> [Material for this task]

---+---

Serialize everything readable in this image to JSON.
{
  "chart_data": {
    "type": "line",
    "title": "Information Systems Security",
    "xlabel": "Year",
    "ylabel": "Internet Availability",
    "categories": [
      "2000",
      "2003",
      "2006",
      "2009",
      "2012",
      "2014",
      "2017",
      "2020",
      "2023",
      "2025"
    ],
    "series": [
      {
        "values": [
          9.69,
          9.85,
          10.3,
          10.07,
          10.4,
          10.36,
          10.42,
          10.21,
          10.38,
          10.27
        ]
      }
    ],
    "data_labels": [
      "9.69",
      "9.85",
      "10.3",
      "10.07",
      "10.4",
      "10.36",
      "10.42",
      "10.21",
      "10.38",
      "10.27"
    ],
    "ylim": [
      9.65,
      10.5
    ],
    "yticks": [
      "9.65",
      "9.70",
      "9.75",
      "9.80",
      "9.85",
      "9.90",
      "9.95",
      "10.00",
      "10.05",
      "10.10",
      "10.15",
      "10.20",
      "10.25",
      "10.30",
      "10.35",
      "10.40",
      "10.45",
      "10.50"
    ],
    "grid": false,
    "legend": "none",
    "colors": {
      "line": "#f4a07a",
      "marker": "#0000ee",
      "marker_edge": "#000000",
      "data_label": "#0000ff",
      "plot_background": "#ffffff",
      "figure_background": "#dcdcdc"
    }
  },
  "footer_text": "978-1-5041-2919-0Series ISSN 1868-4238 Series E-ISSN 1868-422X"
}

---+---

Reproduce the material exactly, with every line intact.

Serialize everything readable in this image to JSON.
{
  "chart_data": {
    "type": "line",
    "title": "Information Systems Security",
    "xlabel": "Year",
    "ylabel": "Internet Availability",
    "categories": [
      "2000",
      "2003",
      "2006",
      "2009",
      "2012",
      "2014",
      "2017",
      "2020",
      "2023",
      "2025"
    ],
    "series": [
      {
        "values": [
          9.69,
          9.85,
          10.3,
          10.07,
          10.4,
          10.36,
          10.42,
          10.21,
          10.38,
          10.27
        ]
      }
    ],
    "data_labels": [
      "9.69",
      "9.85",
      "10.3",
      "10.07",
      "10.4",
      "10.36",
      "10.42",
      "10.21",
      "10.38",
      "10.27"
    ],
    "ylim": [
      9.65,
      10.5
    ],
    "yticks": [
      "9.65",
      "9.70",
      "9.75",
      "9.80",
      "9.85",
      "9.90",
      "9.95",
      "10.00",
      "10.05",
      "10.10",
      "10.15",
      "10.20",
      "10.25",
      "10.30",
      "10.35",
      "10.40",
      "10.45",
      "10.50"
    ],
    "grid": false,
    "legend": "none",
    "colors": {
      "line": "#f4a07a",
      "marker": "#0000ee",
      "marker_edge": "#000000",
      "data_label": "#0000ff",
      "plot_background": "#ffffff",
      "figure_background": "#dcdcdc"
    }
  },
  "footer_text": "978-1-5041-2919-0Series ISSN 1868-4238 Series E-ISSN 1868-422X"
}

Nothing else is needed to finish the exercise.